--- Start Data ---

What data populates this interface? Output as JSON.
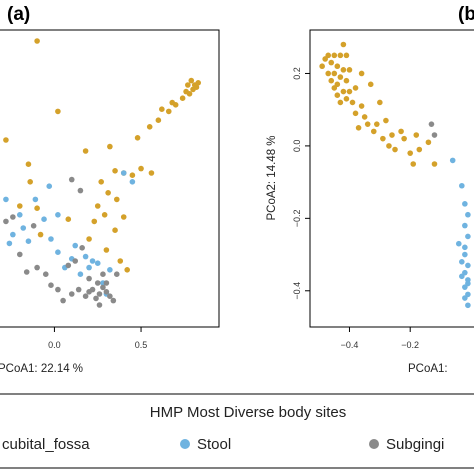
{
  "colors": {
    "Antecubital_fossa": "#D4A12A",
    "Stool": "#6FB3E0",
    "Subgingival_plaque": "#8A8A8A"
  },
  "legend": {
    "title": "HMP Most Diverse body sites",
    "items": [
      {
        "label": "cubital_fossa",
        "site": "Antecubital_fossa"
      },
      {
        "label": "Stool",
        "site": "Stool"
      },
      {
        "label": "Subgingi",
        "site": "Subgingival_plaque"
      }
    ]
  },
  "chart_data": [
    {
      "type": "scatter",
      "panel_label": "(a)",
      "title": "",
      "xlabel": "PCoA1: 22.14 %",
      "ylabel": "",
      "xlim": [
        -0.32,
        0.95
      ],
      "ylim": [
        -0.6,
        0.75
      ],
      "xticks": [
        0.0,
        0.5
      ],
      "xtick_labels": [
        "0.0",
        "0.5"
      ],
      "series": [
        {
          "site": "Antecubital_fossa",
          "points": [
            [
              -0.1,
              0.7
            ],
            [
              -0.28,
              0.25
            ],
            [
              0.02,
              0.38
            ],
            [
              -0.15,
              0.14
            ],
            [
              0.18,
              0.2
            ],
            [
              0.32,
              0.22
            ],
            [
              0.48,
              0.26
            ],
            [
              0.55,
              0.31
            ],
            [
              0.6,
              0.34
            ],
            [
              0.66,
              0.38
            ],
            [
              0.7,
              0.41
            ],
            [
              0.74,
              0.44
            ],
            [
              0.76,
              0.47
            ],
            [
              0.78,
              0.46
            ],
            [
              0.8,
              0.48
            ],
            [
              0.81,
              0.5
            ],
            [
              0.82,
              0.49
            ],
            [
              0.79,
              0.52
            ],
            [
              0.83,
              0.51
            ],
            [
              0.77,
              0.5
            ],
            [
              0.68,
              0.42
            ],
            [
              0.62,
              0.39
            ],
            [
              0.35,
              0.11
            ],
            [
              0.4,
              0.1
            ],
            [
              0.45,
              0.09
            ],
            [
              0.5,
              0.12
            ],
            [
              0.56,
              0.1
            ],
            [
              0.27,
              0.06
            ],
            [
              0.31,
              0.01
            ],
            [
              0.25,
              -0.05
            ],
            [
              0.36,
              -0.02
            ],
            [
              0.29,
              -0.09
            ],
            [
              0.35,
              -0.16
            ],
            [
              0.23,
              -0.12
            ],
            [
              0.3,
              -0.25
            ],
            [
              0.38,
              -0.3
            ],
            [
              0.42,
              -0.34
            ],
            [
              -0.08,
              -0.18
            ],
            [
              -0.14,
              0.06
            ],
            [
              -0.1,
              -0.06
            ],
            [
              0.08,
              -0.11
            ],
            [
              0.2,
              -0.2
            ],
            [
              -0.2,
              -0.05
            ],
            [
              0.4,
              -0.1
            ]
          ]
        },
        {
          "site": "Stool",
          "points": [
            [
              -0.28,
              -0.02
            ],
            [
              -0.24,
              -0.18
            ],
            [
              -0.2,
              -0.09
            ],
            [
              -0.15,
              -0.21
            ],
            [
              -0.11,
              -0.02
            ],
            [
              -0.06,
              -0.11
            ],
            [
              -0.02,
              -0.2
            ],
            [
              0.02,
              -0.26
            ],
            [
              0.06,
              -0.33
            ],
            [
              0.1,
              -0.29
            ],
            [
              0.15,
              -0.36
            ],
            [
              0.2,
              -0.33
            ],
            [
              0.25,
              -0.31
            ],
            [
              0.28,
              -0.4
            ],
            [
              0.32,
              -0.34
            ],
            [
              0.02,
              -0.09
            ],
            [
              -0.03,
              0.04
            ],
            [
              0.4,
              0.1
            ],
            [
              0.45,
              0.06
            ],
            [
              -0.26,
              -0.22
            ],
            [
              0.18,
              -0.28
            ],
            [
              0.12,
              -0.23
            ],
            [
              -0.18,
              -0.15
            ],
            [
              0.3,
              -0.45
            ],
            [
              0.22,
              -0.3
            ]
          ]
        },
        {
          "site": "Subgingival_plaque",
          "points": [
            [
              -0.28,
              -0.12
            ],
            [
              -0.24,
              -0.1
            ],
            [
              -0.2,
              -0.27
            ],
            [
              -0.16,
              -0.35
            ],
            [
              -0.1,
              -0.33
            ],
            [
              -0.05,
              -0.36
            ],
            [
              -0.02,
              -0.41
            ],
            [
              0.02,
              -0.43
            ],
            [
              0.05,
              -0.48
            ],
            [
              0.1,
              -0.45
            ],
            [
              0.14,
              -0.43
            ],
            [
              0.18,
              -0.46
            ],
            [
              0.2,
              -0.44
            ],
            [
              0.22,
              -0.43
            ],
            [
              0.24,
              -0.47
            ],
            [
              0.26,
              -0.45
            ],
            [
              0.28,
              -0.42
            ],
            [
              0.3,
              -0.44
            ],
            [
              0.32,
              -0.46
            ],
            [
              0.34,
              -0.48
            ],
            [
              0.12,
              -0.3
            ],
            [
              0.16,
              -0.24
            ],
            [
              0.2,
              -0.38
            ],
            [
              0.28,
              -0.36
            ],
            [
              0.3,
              -0.4
            ],
            [
              0.15,
              0.02
            ],
            [
              0.1,
              0.07
            ],
            [
              0.25,
              -0.4
            ],
            [
              0.36,
              -0.36
            ],
            [
              -0.12,
              -0.14
            ],
            [
              0.08,
              -0.32
            ],
            [
              0.26,
              -0.5
            ]
          ]
        }
      ]
    },
    {
      "type": "scatter",
      "panel_label": "(b",
      "title": "",
      "xlabel": "PCoA1:",
      "ylabel": "PCoA2: 14.48 %",
      "xlim": [
        -0.53,
        0.02
      ],
      "ylim": [
        -0.5,
        0.32
      ],
      "xticks": [
        -0.4,
        -0.2
      ],
      "xtick_labels": [
        "−0.4",
        "−0.2"
      ],
      "yticks": [
        -0.4,
        -0.2,
        0.0,
        0.2
      ],
      "ytick_labels": [
        "−0.4",
        "−0.2",
        "0.0",
        "0.2"
      ],
      "series": [
        {
          "site": "Antecubital_fossa",
          "points": [
            [
              -0.42,
              0.28
            ],
            [
              -0.41,
              0.25
            ],
            [
              -0.4,
              0.21
            ],
            [
              -0.46,
              0.23
            ],
            [
              -0.45,
              0.2
            ],
            [
              -0.44,
              0.17
            ],
            [
              -0.43,
              0.25
            ],
            [
              -0.47,
              0.2
            ],
            [
              -0.48,
              0.24
            ],
            [
              -0.49,
              0.22
            ],
            [
              -0.46,
              0.18
            ],
            [
              -0.45,
              0.16
            ],
            [
              -0.44,
              0.14
            ],
            [
              -0.43,
              0.12
            ],
            [
              -0.42,
              0.15
            ],
            [
              -0.41,
              0.18
            ],
            [
              -0.4,
              0.15
            ],
            [
              -0.39,
              0.12
            ],
            [
              -0.38,
              0.09
            ],
            [
              -0.37,
              0.05
            ],
            [
              -0.36,
              0.11
            ],
            [
              -0.35,
              0.08
            ],
            [
              -0.34,
              0.06
            ],
            [
              -0.33,
              0.17
            ],
            [
              -0.32,
              0.04
            ],
            [
              -0.31,
              0.06
            ],
            [
              -0.3,
              0.12
            ],
            [
              -0.29,
              0.02
            ],
            [
              -0.28,
              0.07
            ],
            [
              -0.27,
              0.0
            ],
            [
              -0.26,
              0.03
            ],
            [
              -0.25,
              -0.01
            ],
            [
              -0.23,
              0.04
            ],
            [
              -0.22,
              0.02
            ],
            [
              -0.44,
              0.22
            ],
            [
              -0.47,
              0.25
            ],
            [
              -0.42,
              0.21
            ],
            [
              -0.43,
              0.19
            ],
            [
              -0.41,
              0.13
            ],
            [
              -0.36,
              0.2
            ],
            [
              -0.38,
              0.16
            ],
            [
              -0.2,
              -0.02
            ],
            [
              -0.19,
              -0.05
            ],
            [
              -0.17,
              -0.01
            ],
            [
              -0.14,
              0.01
            ],
            [
              -0.18,
              0.03
            ],
            [
              -0.12,
              -0.05
            ],
            [
              -0.45,
              0.25
            ]
          ]
        },
        {
          "site": "Stool",
          "points": [
            [
              -0.06,
              -0.04
            ],
            [
              -0.03,
              -0.11
            ],
            [
              -0.02,
              -0.16
            ],
            [
              -0.01,
              -0.25
            ],
            [
              -0.02,
              -0.28
            ],
            [
              -0.03,
              -0.32
            ],
            [
              -0.02,
              -0.35
            ],
            [
              -0.01,
              -0.37
            ],
            [
              -0.02,
              -0.39
            ],
            [
              -0.01,
              -0.41
            ],
            [
              -0.02,
              -0.3
            ],
            [
              -0.04,
              -0.27
            ],
            [
              -0.01,
              -0.33
            ],
            [
              -0.02,
              -0.22
            ],
            [
              -0.01,
              -0.19
            ],
            [
              -0.03,
              -0.36
            ],
            [
              -0.02,
              -0.42
            ],
            [
              -0.01,
              -0.44
            ],
            [
              -0.01,
              -0.38
            ]
          ]
        },
        {
          "site": "Subgingival_plaque",
          "points": [
            [
              -0.13,
              0.06
            ],
            [
              -0.12,
              0.03
            ]
          ]
        }
      ]
    }
  ]
}
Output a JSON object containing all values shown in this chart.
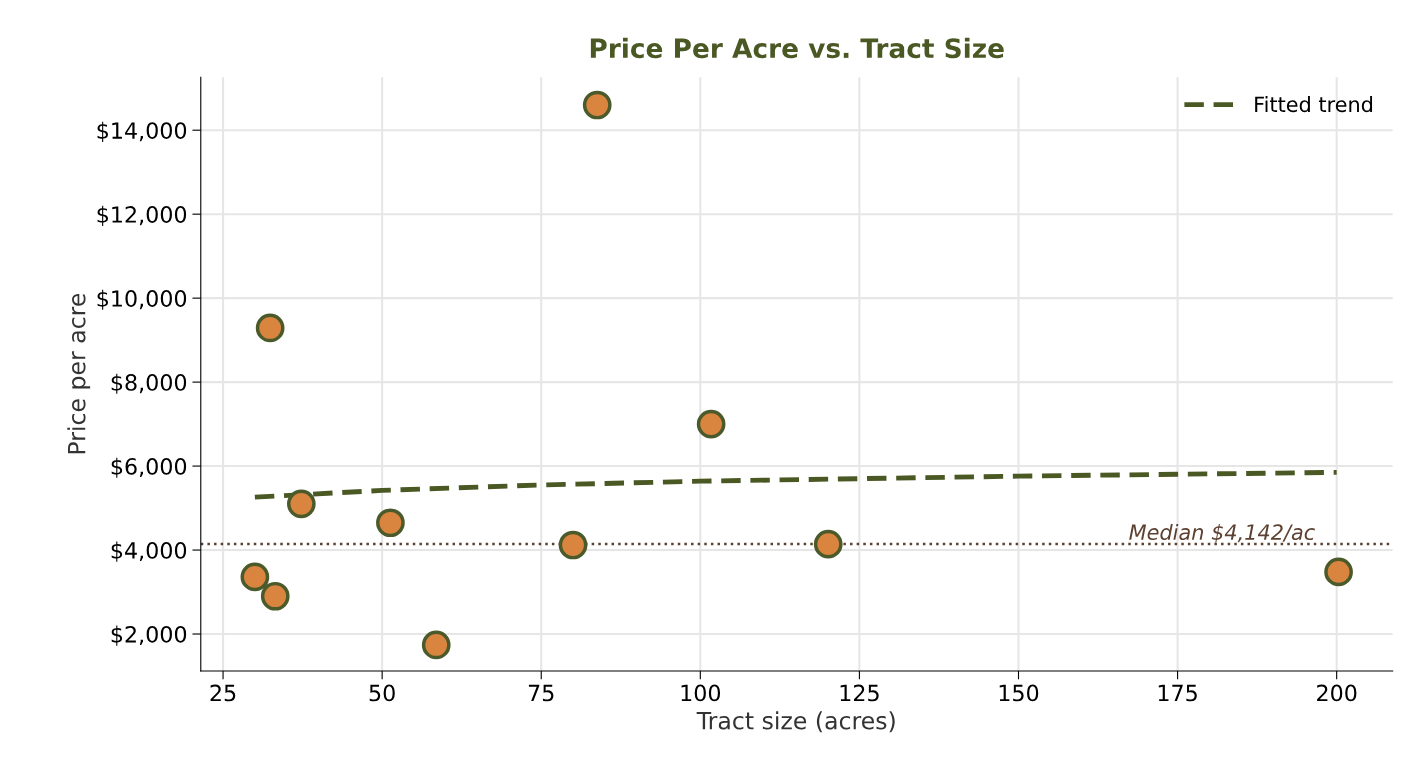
{
  "chart_data": {
    "type": "scatter",
    "title": "Price Per Acre vs. Tract Size",
    "xlabel": "Tract size (acres)",
    "ylabel": "Price per acre",
    "series": [
      {
        "color": "#d9843f",
        "marker": "circle",
        "x": [
          30.0,
          32.4,
          33.2,
          37.3,
          51.3,
          58.5,
          80.0,
          83.8,
          101.7,
          120.1,
          200.3
        ],
        "values": [
          3360,
          9290,
          2900,
          5100,
          4650,
          1740,
          4120,
          14600,
          7000,
          4140,
          3480
        ]
      },
      {
        "type": "line",
        "name": "Fitted trend",
        "color": "#4a5823",
        "line_style": "dashed",
        "x": [
          30,
          50,
          75,
          100,
          150,
          200
        ],
        "values": [
          5260,
          5420,
          5550,
          5640,
          5760,
          5850
        ]
      }
    ],
    "ref_lines": [
      {
        "axis": "y",
        "value": 4142,
        "label": "Median $4,142/ac",
        "color": "#5c4030",
        "line_style": "dotted"
      }
    ],
    "xlim": [
      21.5,
      208.8
    ],
    "ylim": [
      1120,
      15260
    ],
    "xticks": [
      25,
      50,
      75,
      100,
      125,
      150,
      175,
      200
    ],
    "yticks": [
      {
        "value": 2000,
        "label": "$2,000"
      },
      {
        "value": 4000,
        "label": "$4,000"
      },
      {
        "value": 6000,
        "label": "$6,000"
      },
      {
        "value": 8000,
        "label": "$8,000"
      },
      {
        "value": 10000,
        "label": "$10,000"
      },
      {
        "value": 12000,
        "label": "$12,000"
      },
      {
        "value": 14000,
        "label": "$14,000"
      }
    ],
    "grid": true,
    "legend": "top right"
  }
}
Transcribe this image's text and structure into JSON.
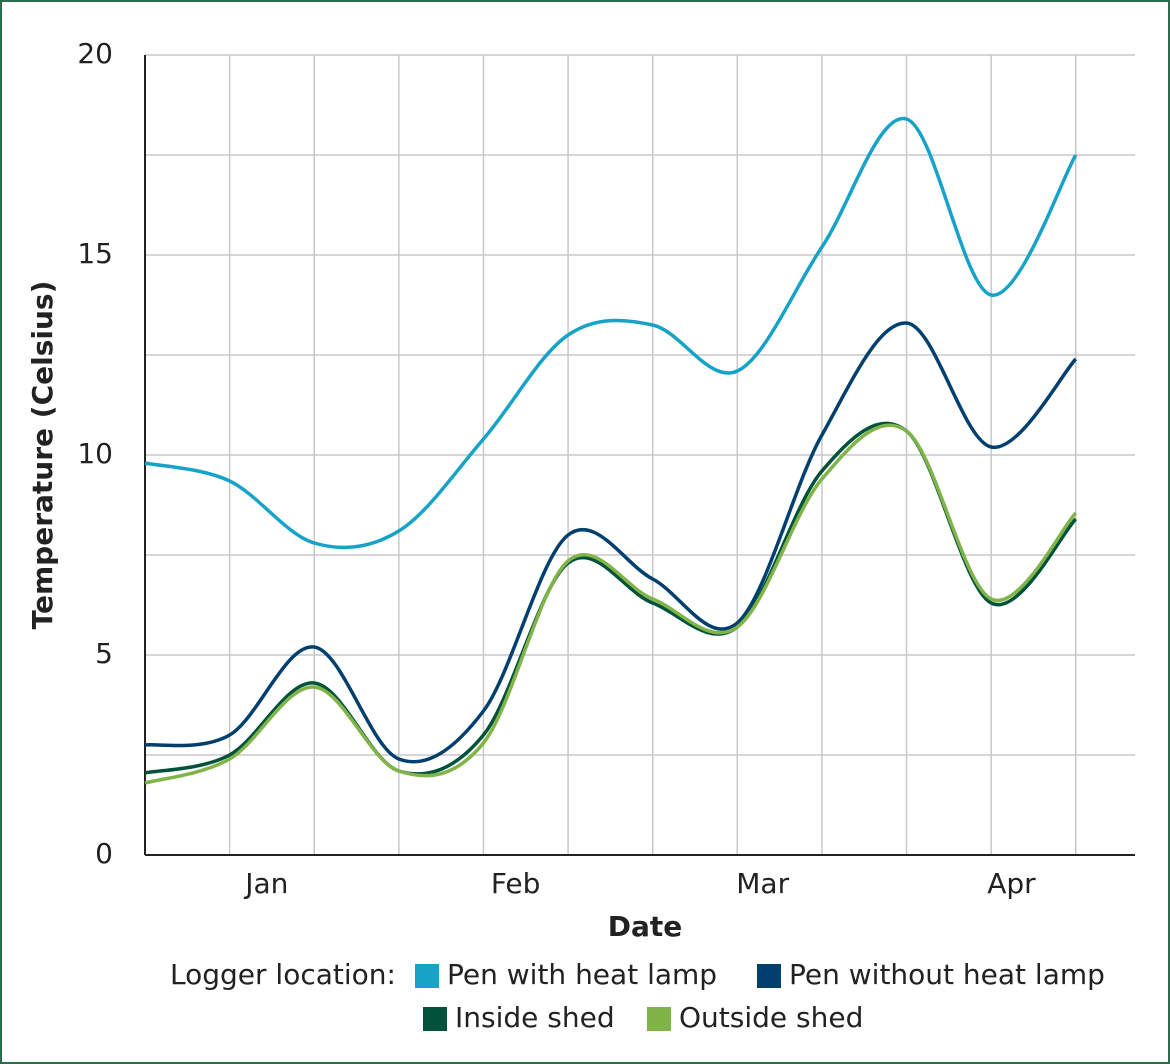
{
  "chart_data": {
    "type": "line",
    "x_label": "Date",
    "y_label": "Temperature (Celsius)",
    "legend_title": "Logger location:",
    "x": [
      0,
      1,
      2,
      3,
      4,
      5,
      6,
      7,
      8,
      9,
      10,
      11
    ],
    "series": [
      {
        "name": "Pen with heat lamp",
        "color": "#17a2c8",
        "values": [
          9.8,
          9.35,
          7.8,
          8.1,
          10.4,
          13.0,
          13.25,
          12.1,
          15.2,
          18.4,
          14.0,
          17.5
        ]
      },
      {
        "name": "Pen without heat lamp",
        "color": "#003f6e",
        "values": [
          2.75,
          3.0,
          5.2,
          2.4,
          3.6,
          8.0,
          6.9,
          5.8,
          10.5,
          13.3,
          10.2,
          12.4
        ]
      },
      {
        "name": "Inside shed",
        "color": "#00523a",
        "values": [
          2.05,
          2.5,
          4.3,
          2.1,
          3.0,
          7.3,
          6.3,
          5.7,
          9.6,
          10.6,
          6.3,
          8.4
        ]
      },
      {
        "name": "Outside shed",
        "color": "#80b348",
        "values": [
          1.8,
          2.4,
          4.2,
          2.1,
          2.8,
          7.35,
          6.4,
          5.7,
          9.4,
          10.6,
          6.4,
          8.55
        ]
      }
    ],
    "xlim": [
      0,
      11.7
    ],
    "xticks": [
      {
        "value": 1.44,
        "label": "Jan"
      },
      {
        "value": 4.38,
        "label": "Feb"
      },
      {
        "value": 7.3,
        "label": "Mar"
      },
      {
        "value": 10.24,
        "label": "Apr"
      }
    ],
    "ylim": [
      0,
      20
    ],
    "yticks": [
      0,
      5,
      10,
      15,
      20
    ],
    "yminor": [
      2.5,
      7.5,
      12.5,
      17.5
    ],
    "grid": true,
    "legend": "bottom"
  }
}
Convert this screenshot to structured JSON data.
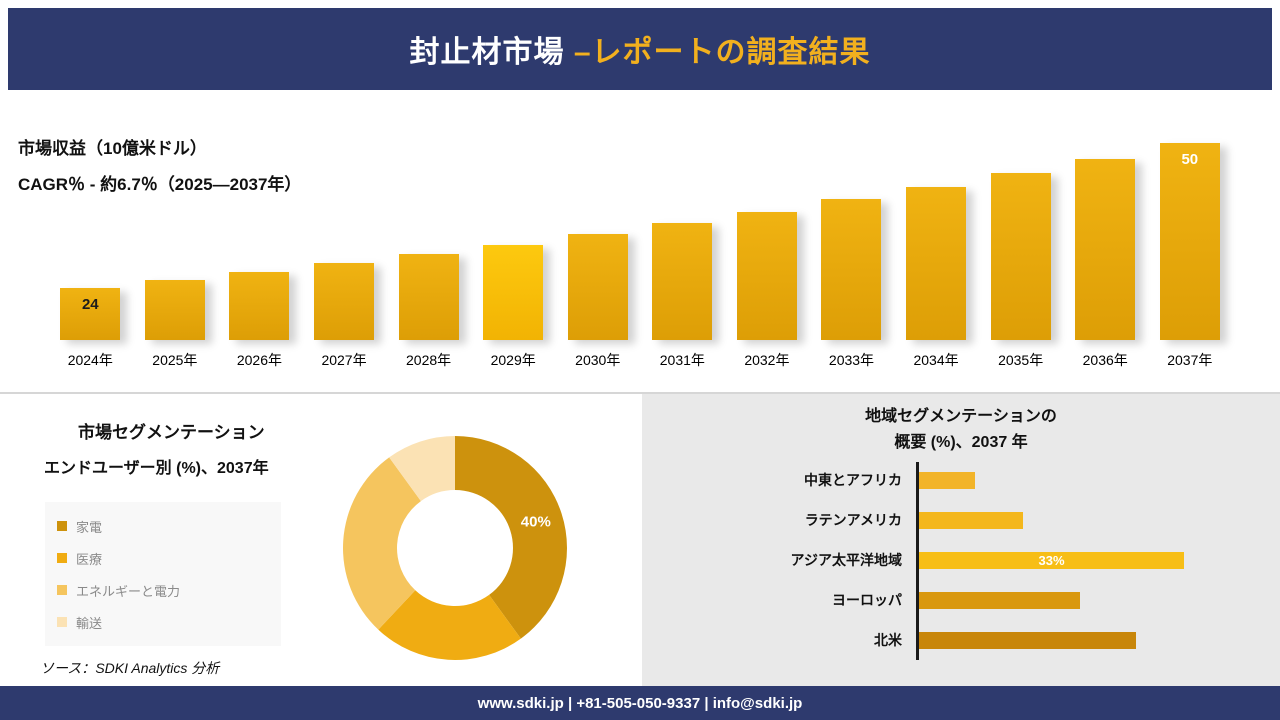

--- End Data ---

Directive
Search the listing for the word "lamp". Copy every line in which it occurs.

Correct response
        "name": "Pen with heat lamp",
        "name": "Pen without heat lamp",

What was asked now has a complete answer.